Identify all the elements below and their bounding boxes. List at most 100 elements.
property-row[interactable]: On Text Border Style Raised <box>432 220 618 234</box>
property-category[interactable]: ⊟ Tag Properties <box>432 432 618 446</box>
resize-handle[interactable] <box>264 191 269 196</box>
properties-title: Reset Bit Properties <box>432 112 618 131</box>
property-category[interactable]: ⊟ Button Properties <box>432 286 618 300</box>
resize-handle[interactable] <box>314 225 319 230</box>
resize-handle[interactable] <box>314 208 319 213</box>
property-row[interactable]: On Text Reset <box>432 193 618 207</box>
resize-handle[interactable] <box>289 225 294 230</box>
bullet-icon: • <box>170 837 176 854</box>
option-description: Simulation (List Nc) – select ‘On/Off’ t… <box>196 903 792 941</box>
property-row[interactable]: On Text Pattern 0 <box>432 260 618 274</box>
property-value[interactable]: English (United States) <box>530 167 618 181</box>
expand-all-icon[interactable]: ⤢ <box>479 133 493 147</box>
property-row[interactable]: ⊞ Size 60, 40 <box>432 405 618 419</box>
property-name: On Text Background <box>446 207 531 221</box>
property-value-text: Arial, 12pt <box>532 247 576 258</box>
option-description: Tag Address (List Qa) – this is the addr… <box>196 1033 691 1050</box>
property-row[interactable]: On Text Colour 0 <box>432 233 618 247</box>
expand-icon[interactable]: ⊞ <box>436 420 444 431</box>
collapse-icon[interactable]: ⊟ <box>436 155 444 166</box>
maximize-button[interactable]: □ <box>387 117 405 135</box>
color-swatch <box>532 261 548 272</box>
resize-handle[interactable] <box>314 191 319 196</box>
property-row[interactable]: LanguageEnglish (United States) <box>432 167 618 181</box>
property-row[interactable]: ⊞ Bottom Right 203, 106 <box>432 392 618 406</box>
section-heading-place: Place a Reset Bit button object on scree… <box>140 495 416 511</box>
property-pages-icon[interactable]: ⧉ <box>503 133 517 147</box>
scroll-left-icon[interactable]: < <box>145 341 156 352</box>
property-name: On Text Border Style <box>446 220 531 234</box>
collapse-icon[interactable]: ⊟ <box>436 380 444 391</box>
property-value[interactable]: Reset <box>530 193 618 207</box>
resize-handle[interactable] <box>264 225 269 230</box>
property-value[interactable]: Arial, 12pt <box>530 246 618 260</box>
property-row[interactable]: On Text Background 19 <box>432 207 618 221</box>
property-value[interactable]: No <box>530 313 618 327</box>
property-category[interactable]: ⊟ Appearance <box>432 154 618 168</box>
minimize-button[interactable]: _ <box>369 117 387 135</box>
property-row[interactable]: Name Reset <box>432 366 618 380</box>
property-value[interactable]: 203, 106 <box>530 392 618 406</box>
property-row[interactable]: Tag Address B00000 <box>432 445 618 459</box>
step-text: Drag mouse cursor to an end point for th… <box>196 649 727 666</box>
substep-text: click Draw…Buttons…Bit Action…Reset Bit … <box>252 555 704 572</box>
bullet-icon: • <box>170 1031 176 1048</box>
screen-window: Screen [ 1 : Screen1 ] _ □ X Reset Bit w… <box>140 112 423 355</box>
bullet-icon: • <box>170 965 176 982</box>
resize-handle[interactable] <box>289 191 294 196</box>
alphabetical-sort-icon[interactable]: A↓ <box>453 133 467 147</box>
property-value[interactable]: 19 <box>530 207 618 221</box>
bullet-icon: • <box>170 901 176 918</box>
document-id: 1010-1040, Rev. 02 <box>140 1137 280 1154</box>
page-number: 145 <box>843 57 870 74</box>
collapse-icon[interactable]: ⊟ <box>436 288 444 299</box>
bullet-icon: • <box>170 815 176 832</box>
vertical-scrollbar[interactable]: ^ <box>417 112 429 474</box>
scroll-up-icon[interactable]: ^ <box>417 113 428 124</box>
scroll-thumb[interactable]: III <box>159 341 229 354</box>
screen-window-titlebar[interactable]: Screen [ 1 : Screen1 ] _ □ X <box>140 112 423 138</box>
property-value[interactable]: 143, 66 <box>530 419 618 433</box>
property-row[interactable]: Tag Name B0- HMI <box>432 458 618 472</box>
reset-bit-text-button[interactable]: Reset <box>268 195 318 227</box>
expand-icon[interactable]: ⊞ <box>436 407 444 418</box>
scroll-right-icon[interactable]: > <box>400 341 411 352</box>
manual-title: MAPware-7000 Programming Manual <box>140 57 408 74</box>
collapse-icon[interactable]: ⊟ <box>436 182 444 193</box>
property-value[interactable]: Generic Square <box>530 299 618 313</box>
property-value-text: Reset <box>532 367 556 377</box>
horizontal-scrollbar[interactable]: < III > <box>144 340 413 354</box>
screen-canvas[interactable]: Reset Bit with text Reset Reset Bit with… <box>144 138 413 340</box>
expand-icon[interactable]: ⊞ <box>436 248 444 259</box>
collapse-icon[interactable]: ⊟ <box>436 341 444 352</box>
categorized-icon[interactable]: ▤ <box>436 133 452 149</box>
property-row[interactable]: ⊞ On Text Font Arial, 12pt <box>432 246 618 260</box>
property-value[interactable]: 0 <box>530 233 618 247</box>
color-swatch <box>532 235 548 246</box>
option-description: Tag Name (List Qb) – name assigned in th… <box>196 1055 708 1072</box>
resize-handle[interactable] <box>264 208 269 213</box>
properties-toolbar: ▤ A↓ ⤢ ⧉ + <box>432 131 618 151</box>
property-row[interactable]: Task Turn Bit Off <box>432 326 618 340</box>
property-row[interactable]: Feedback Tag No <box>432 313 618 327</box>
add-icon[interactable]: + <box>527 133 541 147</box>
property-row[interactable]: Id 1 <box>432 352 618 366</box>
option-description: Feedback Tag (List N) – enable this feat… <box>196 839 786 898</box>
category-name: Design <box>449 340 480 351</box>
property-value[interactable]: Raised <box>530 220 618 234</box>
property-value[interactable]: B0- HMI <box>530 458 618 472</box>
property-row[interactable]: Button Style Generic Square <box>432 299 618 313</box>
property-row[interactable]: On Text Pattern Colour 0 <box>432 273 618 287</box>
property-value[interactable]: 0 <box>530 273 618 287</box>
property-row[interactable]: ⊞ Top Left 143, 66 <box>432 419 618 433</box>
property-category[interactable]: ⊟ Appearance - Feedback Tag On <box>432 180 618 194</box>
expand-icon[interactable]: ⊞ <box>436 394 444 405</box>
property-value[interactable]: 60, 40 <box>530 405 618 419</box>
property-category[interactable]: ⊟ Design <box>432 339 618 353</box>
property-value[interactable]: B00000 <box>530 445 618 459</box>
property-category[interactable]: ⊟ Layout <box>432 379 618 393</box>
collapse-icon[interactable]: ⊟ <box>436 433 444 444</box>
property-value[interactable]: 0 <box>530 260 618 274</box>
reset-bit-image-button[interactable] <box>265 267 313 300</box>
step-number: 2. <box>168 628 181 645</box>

= = = =

■ Exercise description ■
Reproduce every line of the data above verbatim, with no changes.

■ Solved exercise ■
Identify all the elements below and their bounding boxes. List at most 100 elements.
property-row[interactable]: On Text Border Style Raised <box>432 220 618 234</box>
property-category[interactable]: ⊟ Tag Properties <box>432 432 618 446</box>
resize-handle[interactable] <box>264 191 269 196</box>
properties-title: Reset Bit Properties <box>432 112 618 131</box>
property-category[interactable]: ⊟ Button Properties <box>432 286 618 300</box>
resize-handle[interactable] <box>314 225 319 230</box>
resize-handle[interactable] <box>314 208 319 213</box>
property-row[interactable]: On Text Reset <box>432 193 618 207</box>
resize-handle[interactable] <box>289 225 294 230</box>
bullet-icon: • <box>170 837 176 854</box>
option-description: Simulation (List Nc) – select ‘On/Off’ t… <box>196 903 792 941</box>
property-row[interactable]: On Text Pattern 0 <box>432 260 618 274</box>
property-value[interactable]: English (United States) <box>530 167 618 181</box>
expand-all-icon[interactable]: ⤢ <box>479 133 493 147</box>
property-row[interactable]: ⊞ Size 60, 40 <box>432 405 618 419</box>
property-name: On Text Background <box>446 207 531 221</box>
property-value-text: Arial, 12pt <box>532 247 576 258</box>
option-description: Tag Address (List Qa) – this is the addr… <box>196 1033 691 1050</box>
property-row[interactable]: On Text Colour 0 <box>432 233 618 247</box>
expand-icon[interactable]: ⊞ <box>436 420 444 431</box>
collapse-icon[interactable]: ⊟ <box>436 155 444 166</box>
maximize-button[interactable]: □ <box>387 117 405 135</box>
color-swatch <box>532 261 548 272</box>
resize-handle[interactable] <box>314 191 319 196</box>
property-row[interactable]: LanguageEnglish (United States) <box>432 167 618 181</box>
property-row[interactable]: ⊞ Bottom Right 203, 106 <box>432 392 618 406</box>
section-heading-place: Place a Reset Bit button object on scree… <box>140 495 416 511</box>
property-pages-icon[interactable]: ⧉ <box>503 133 517 147</box>
scroll-left-icon[interactable]: < <box>145 341 156 352</box>
property-name: On Text Border Style <box>446 220 531 234</box>
collapse-icon[interactable]: ⊟ <box>436 380 444 391</box>
property-value[interactable]: Reset <box>530 193 618 207</box>
resize-handle[interactable] <box>264 225 269 230</box>
property-value[interactable]: Arial, 12pt <box>530 246 618 260</box>
property-row[interactable]: On Text Background 19 <box>432 207 618 221</box>
property-value[interactable]: No <box>530 313 618 327</box>
property-category[interactable]: ⊟ Appearance <box>432 154 618 168</box>
minimize-button[interactable]: _ <box>369 117 387 135</box>
property-row[interactable]: Name Reset <box>432 366 618 380</box>
property-value[interactable]: 203, 106 <box>530 392 618 406</box>
property-row[interactable]: Tag Address B00000 <box>432 445 618 459</box>
step-text: Drag mouse cursor to an end point for th… <box>196 649 727 666</box>
substep-text: click Draw…Buttons…Bit Action…Reset Bit … <box>252 555 704 572</box>
bullet-icon: • <box>170 1031 176 1048</box>
screen-window: Screen [ 1 : Screen1 ] _ □ X Reset Bit w… <box>140 112 423 355</box>
bullet-icon: • <box>170 965 176 982</box>
resize-handle[interactable] <box>289 191 294 196</box>
alphabetical-sort-icon[interactable]: A↓ <box>453 133 467 147</box>
property-value[interactable]: 19 <box>530 207 618 221</box>
bullet-icon: • <box>170 901 176 918</box>
document-id: 1010-1040, Rev. 02 <box>140 1137 280 1154</box>
page-number: 145 <box>843 57 870 74</box>
collapse-icon[interactable]: ⊟ <box>436 288 444 299</box>
bullet-icon: • <box>170 815 176 832</box>
vertical-scrollbar[interactable]: ^ <box>417 112 429 474</box>
scroll-up-icon[interactable]: ^ <box>417 113 428 124</box>
scroll-thumb[interactable]: III <box>159 341 229 354</box>
screen-window-titlebar[interactable]: Screen [ 1 : Screen1 ] _ □ X <box>140 112 423 138</box>
property-value[interactable]: 143, 66 <box>530 419 618 433</box>
property-row[interactable]: Tag Name B0- HMI <box>432 458 618 472</box>
reset-bit-text-button[interactable]: Reset <box>268 195 318 227</box>
expand-icon[interactable]: ⊞ <box>436 407 444 418</box>
scroll-right-icon[interactable]: > <box>400 341 411 352</box>
manual-title: MAPware-7000 Programming Manual <box>140 57 408 74</box>
collapse-icon[interactable]: ⊟ <box>436 182 444 193</box>
property-value[interactable]: Generic Square <box>530 299 618 313</box>
property-value-text: Reset <box>532 367 556 377</box>
horizontal-scrollbar[interactable]: < III > <box>144 340 413 354</box>
screen-canvas[interactable]: Reset Bit with text Reset Reset Bit with… <box>144 138 413 340</box>
expand-icon[interactable]: ⊞ <box>436 248 444 259</box>
collapse-icon[interactable]: ⊟ <box>436 341 444 352</box>
categorized-icon[interactable]: ▤ <box>436 133 452 149</box>
property-row[interactable]: ⊞ On Text Font Arial, 12pt <box>432 246 618 260</box>
property-value[interactable]: 0 <box>530 233 618 247</box>
color-swatch <box>532 235 548 246</box>
option-description: Tag Name (List Qb) – name assigned in th… <box>196 1055 708 1072</box>
resize-handle[interactable] <box>264 208 269 213</box>
properties-toolbar: ▤ A↓ ⤢ ⧉ + <box>432 131 618 151</box>
property-row[interactable]: Task Turn Bit Off <box>432 326 618 340</box>
property-row[interactable]: Feedback Tag No <box>432 313 618 327</box>
add-icon[interactable]: + <box>527 133 541 147</box>
property-row[interactable]: Id 1 <box>432 352 618 366</box>
option-description: Feedback Tag (List N) – enable this feat… <box>196 839 786 898</box>
category-name: Design <box>449 340 480 351</box>
property-value[interactable]: Raised <box>530 220 618 234</box>
property-value[interactable]: B0- HMI <box>530 458 618 472</box>
property-row[interactable]: Button Style Generic Square <box>432 299 618 313</box>
property-row[interactable]: On Text Pattern Colour 0 <box>432 273 618 287</box>
property-value[interactable]: 0 <box>530 273 618 287</box>
property-row[interactable]: ⊞ Top Left 143, 66 <box>432 419 618 433</box>
property-category[interactable]: ⊟ Appearance - Feedback Tag On <box>432 180 618 194</box>
expand-icon[interactable]: ⊞ <box>436 394 444 405</box>
property-value[interactable]: 60, 40 <box>530 405 618 419</box>
property-category[interactable]: ⊟ Design <box>432 339 618 353</box>
property-value[interactable]: B00000 <box>530 445 618 459</box>
property-category[interactable]: ⊟ Layout <box>432 379 618 393</box>
collapse-icon[interactable]: ⊟ <box>436 433 444 444</box>
property-value[interactable]: 0 <box>530 260 618 274</box>
reset-bit-image-button[interactable] <box>265 267 313 300</box>
step-number: 2. <box>168 628 181 645</box>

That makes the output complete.